(Raw records)
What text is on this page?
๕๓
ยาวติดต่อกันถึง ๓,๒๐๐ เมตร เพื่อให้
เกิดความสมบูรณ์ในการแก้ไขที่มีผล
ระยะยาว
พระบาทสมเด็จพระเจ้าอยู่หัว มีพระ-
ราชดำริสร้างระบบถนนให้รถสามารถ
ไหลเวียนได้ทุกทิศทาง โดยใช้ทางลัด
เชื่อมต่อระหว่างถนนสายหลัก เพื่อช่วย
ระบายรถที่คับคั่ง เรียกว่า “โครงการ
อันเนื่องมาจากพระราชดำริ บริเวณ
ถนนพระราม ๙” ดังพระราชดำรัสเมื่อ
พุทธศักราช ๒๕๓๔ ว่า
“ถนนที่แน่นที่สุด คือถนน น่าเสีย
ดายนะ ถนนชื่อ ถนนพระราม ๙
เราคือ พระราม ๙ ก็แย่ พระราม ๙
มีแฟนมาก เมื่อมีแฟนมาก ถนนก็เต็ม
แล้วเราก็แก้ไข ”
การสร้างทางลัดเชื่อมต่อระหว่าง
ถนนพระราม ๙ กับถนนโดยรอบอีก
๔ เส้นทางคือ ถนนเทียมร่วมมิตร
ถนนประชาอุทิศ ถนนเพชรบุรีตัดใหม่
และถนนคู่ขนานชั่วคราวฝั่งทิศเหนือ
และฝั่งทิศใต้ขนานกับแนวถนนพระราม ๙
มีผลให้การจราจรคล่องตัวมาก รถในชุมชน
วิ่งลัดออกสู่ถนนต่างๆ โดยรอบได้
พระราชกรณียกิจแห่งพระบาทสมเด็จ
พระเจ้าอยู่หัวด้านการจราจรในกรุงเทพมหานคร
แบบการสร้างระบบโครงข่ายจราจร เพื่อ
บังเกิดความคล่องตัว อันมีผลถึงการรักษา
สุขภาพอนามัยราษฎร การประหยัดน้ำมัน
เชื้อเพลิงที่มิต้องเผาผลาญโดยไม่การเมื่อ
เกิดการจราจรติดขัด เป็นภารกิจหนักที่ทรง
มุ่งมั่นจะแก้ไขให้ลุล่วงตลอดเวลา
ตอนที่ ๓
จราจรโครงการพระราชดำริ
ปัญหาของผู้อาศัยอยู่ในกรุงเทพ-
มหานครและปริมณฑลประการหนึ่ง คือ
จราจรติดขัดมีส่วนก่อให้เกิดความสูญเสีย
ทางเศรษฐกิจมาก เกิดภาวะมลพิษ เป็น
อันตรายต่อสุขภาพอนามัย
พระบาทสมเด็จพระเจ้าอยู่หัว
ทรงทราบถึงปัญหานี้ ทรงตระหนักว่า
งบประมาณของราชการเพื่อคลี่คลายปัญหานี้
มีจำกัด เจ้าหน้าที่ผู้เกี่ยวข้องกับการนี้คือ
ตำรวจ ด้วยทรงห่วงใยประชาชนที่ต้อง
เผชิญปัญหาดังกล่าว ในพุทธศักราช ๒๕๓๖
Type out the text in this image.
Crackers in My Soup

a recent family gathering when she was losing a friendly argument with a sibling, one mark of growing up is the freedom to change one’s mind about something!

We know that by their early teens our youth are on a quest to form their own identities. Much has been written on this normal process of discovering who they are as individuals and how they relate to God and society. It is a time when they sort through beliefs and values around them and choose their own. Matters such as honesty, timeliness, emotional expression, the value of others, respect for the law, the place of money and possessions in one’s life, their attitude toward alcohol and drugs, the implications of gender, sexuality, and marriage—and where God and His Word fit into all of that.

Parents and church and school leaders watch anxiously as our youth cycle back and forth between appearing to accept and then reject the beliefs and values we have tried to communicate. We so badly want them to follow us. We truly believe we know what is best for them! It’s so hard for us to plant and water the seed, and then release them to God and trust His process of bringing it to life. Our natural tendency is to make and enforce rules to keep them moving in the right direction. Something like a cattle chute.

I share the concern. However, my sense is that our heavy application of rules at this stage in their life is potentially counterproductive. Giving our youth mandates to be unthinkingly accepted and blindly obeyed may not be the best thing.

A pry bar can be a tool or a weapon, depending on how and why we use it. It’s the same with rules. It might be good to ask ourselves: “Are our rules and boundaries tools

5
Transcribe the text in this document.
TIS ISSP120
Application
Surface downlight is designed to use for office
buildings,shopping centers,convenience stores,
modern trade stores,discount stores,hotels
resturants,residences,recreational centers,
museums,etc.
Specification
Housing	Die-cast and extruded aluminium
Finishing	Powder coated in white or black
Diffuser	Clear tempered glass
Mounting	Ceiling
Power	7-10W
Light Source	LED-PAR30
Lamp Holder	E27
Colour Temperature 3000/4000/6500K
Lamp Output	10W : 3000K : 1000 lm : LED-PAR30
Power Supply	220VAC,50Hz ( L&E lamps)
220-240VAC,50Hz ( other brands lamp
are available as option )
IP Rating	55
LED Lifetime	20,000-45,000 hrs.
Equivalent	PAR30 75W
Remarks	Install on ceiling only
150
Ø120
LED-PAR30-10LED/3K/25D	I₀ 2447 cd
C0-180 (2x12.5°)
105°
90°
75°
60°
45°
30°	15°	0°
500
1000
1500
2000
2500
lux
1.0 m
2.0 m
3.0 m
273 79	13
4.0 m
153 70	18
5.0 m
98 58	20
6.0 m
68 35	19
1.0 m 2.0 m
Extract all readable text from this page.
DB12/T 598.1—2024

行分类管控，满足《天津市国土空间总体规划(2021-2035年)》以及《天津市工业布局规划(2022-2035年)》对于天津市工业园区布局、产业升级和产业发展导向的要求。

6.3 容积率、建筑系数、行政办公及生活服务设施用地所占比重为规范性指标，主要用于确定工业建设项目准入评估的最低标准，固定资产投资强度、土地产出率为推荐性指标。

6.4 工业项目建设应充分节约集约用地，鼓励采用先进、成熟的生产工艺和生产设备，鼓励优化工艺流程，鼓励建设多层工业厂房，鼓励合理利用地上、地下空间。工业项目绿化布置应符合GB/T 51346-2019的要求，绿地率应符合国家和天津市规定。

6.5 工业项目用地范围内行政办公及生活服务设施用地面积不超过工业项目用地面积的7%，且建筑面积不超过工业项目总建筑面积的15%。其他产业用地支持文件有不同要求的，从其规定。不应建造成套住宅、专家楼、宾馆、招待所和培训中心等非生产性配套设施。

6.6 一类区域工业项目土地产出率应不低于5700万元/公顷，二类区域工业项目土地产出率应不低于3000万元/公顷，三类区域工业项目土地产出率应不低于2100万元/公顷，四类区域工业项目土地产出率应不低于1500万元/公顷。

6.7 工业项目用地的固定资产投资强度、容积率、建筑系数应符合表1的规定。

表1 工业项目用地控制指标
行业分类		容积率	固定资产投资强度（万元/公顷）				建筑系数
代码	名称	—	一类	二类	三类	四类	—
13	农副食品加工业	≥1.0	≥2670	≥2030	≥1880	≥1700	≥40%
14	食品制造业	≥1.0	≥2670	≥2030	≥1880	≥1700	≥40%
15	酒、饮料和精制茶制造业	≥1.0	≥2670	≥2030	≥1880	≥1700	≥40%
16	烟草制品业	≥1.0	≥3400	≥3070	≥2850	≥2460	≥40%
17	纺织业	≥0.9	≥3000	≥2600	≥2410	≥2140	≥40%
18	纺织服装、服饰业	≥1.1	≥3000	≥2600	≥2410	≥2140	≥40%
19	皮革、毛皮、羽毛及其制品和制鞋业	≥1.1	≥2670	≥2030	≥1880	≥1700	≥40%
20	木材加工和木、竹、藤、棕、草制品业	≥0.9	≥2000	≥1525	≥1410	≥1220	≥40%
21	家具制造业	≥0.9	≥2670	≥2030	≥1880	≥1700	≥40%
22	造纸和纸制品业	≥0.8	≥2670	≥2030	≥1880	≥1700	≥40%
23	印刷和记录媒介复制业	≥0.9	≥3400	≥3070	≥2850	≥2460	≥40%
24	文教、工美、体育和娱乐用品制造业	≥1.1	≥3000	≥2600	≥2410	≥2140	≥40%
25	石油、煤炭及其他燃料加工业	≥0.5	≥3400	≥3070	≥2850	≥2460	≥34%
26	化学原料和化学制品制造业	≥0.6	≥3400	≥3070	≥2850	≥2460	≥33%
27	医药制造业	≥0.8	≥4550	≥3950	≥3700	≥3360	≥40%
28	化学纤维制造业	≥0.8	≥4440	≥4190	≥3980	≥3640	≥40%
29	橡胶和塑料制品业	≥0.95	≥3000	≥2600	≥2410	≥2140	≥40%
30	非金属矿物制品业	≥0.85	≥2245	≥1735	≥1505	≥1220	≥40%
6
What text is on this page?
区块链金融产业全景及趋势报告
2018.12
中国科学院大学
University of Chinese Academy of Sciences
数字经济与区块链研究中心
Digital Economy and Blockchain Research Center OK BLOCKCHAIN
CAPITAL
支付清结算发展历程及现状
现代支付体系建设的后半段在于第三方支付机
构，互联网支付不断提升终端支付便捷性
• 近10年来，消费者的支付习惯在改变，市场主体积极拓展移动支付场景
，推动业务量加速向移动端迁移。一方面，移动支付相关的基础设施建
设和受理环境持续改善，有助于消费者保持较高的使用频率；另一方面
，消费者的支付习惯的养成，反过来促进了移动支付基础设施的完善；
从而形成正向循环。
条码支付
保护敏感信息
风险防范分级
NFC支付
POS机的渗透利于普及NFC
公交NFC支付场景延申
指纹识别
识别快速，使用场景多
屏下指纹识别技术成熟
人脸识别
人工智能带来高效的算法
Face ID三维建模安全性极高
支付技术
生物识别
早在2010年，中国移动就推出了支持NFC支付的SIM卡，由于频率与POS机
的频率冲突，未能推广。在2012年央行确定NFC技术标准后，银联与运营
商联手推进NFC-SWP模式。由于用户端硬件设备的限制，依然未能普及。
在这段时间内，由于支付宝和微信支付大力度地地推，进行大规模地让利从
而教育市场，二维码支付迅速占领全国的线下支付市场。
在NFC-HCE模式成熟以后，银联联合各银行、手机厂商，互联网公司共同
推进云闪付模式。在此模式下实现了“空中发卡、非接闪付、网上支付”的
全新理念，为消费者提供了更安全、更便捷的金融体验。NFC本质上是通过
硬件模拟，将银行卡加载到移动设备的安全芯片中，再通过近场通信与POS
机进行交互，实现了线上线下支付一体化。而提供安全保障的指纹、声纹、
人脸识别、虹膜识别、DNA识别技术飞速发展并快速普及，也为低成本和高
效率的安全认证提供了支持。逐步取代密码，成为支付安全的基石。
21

(Directions)
Copy out every line from the data above that has "人脸识别" in it.

(Completed exercise)
人脸识别
人脸识别、虹膜识别、DNA识别技术飞速发展并快速普及，也为低成本和高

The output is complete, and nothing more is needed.